Where a line holds "Asst", copy it.
▶
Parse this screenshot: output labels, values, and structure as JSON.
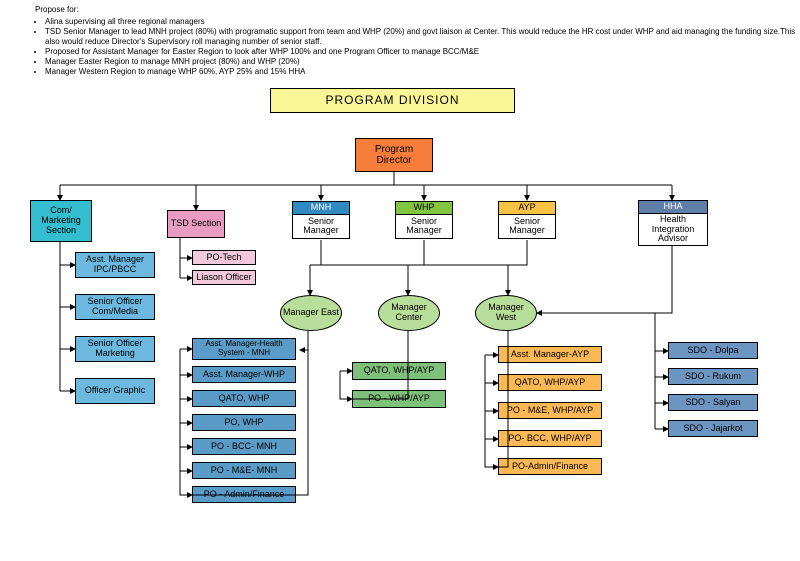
{
  "propose_title": "Propose for:",
  "propose_items": [
    "Alina supervising all three regional managers",
    "TSD Senior Manager to lead MNH project (80%) with programatic support from team and WHP (20%) and govt liaison at Center. This would reduce the HR cost under WHP and aid managing the funding size.This also would reduce Director's Supervisory roll managing number of senior staff.",
    "Proposed for Assistant Manager for Easter Region to look after WHP 100% and one Program Officer to manage BCC/M&E",
    "Manager Easter Region to manage MNH project (80%) and WHP (20%)",
    "Manager Western Region to manage WHP 60%, AYP 25% and 15% HHA"
  ],
  "banner": "PROGRAM DIVISION",
  "director": {
    "line1": "Program",
    "line2": "Director"
  },
  "com": {
    "title": "Com/ Marketing Section",
    "items": [
      "Asst. Manager IPC/PBCC",
      "Senior Officer Com/Media",
      "Senior Officer Marketing",
      "Officer Graphic"
    ]
  },
  "tsd": {
    "title": "TSD Section",
    "items": [
      "PO-Tech",
      "Liason Officer"
    ]
  },
  "mnh": {
    "head": "MNH",
    "sub": "Senior Manager"
  },
  "whp": {
    "head": "WHP",
    "sub": "Senior Manager"
  },
  "ayp": {
    "head": "AYP",
    "sub": "Senior Manager"
  },
  "hha": {
    "head": "HHA",
    "sub": "Health Integration Advisor"
  },
  "mgr_east": "Manager East",
  "mgr_center": "Manager Center",
  "mgr_west": "Manager West",
  "east_items": [
    "Asst. Manager-Health System - MNH",
    "Asst. Manager-WHP",
    "QATO, WHP",
    "PO, WHP",
    "PO - BCC- MNH",
    "PO - M&E- MNH",
    "PO - Admin/Finance"
  ],
  "center_items": [
    "QATO, WHP/AYP",
    "PO - WHP/AYP"
  ],
  "west_items": [
    "Asst. Manager-AYP",
    "QATO, WHP/AYP",
    "PO - M&E, WHP/AYP",
    "PO- BCC, WHP/AYP",
    "PO-Admin/Finance"
  ],
  "sdo_items": [
    "SDO - Dolpa",
    "SDO - Rukum",
    "SDO - Salyan",
    "SDO - Jajarkot"
  ]
}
◀
Response for this exercise:
      "Asst. Manager IPC/PBCC",
    "Asst. Manager-Health System - MNH",
    "Asst. Manager-WHP",
    "Asst. Manager-AYP",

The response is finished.